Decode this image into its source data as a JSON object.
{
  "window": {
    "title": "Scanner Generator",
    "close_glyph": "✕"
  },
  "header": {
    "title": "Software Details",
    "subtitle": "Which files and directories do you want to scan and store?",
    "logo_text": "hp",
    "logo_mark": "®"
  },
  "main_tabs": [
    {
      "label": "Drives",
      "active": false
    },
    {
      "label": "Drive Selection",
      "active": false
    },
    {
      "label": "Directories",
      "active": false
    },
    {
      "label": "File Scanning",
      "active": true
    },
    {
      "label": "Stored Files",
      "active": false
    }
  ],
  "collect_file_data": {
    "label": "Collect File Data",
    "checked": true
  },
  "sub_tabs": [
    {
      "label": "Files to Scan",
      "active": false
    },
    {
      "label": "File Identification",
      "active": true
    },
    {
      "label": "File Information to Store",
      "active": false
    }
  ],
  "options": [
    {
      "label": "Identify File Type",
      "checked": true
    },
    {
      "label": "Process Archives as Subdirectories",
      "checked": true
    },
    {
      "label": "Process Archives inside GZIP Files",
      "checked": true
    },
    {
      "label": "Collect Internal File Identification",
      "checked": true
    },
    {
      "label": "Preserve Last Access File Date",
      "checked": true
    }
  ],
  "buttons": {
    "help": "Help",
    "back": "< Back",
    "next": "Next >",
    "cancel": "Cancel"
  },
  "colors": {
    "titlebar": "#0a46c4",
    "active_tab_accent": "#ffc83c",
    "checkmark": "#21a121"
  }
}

---

Problem description >> Give nothing but the count of lines in the listing above that hold the string "Identification".

Written answer >> 2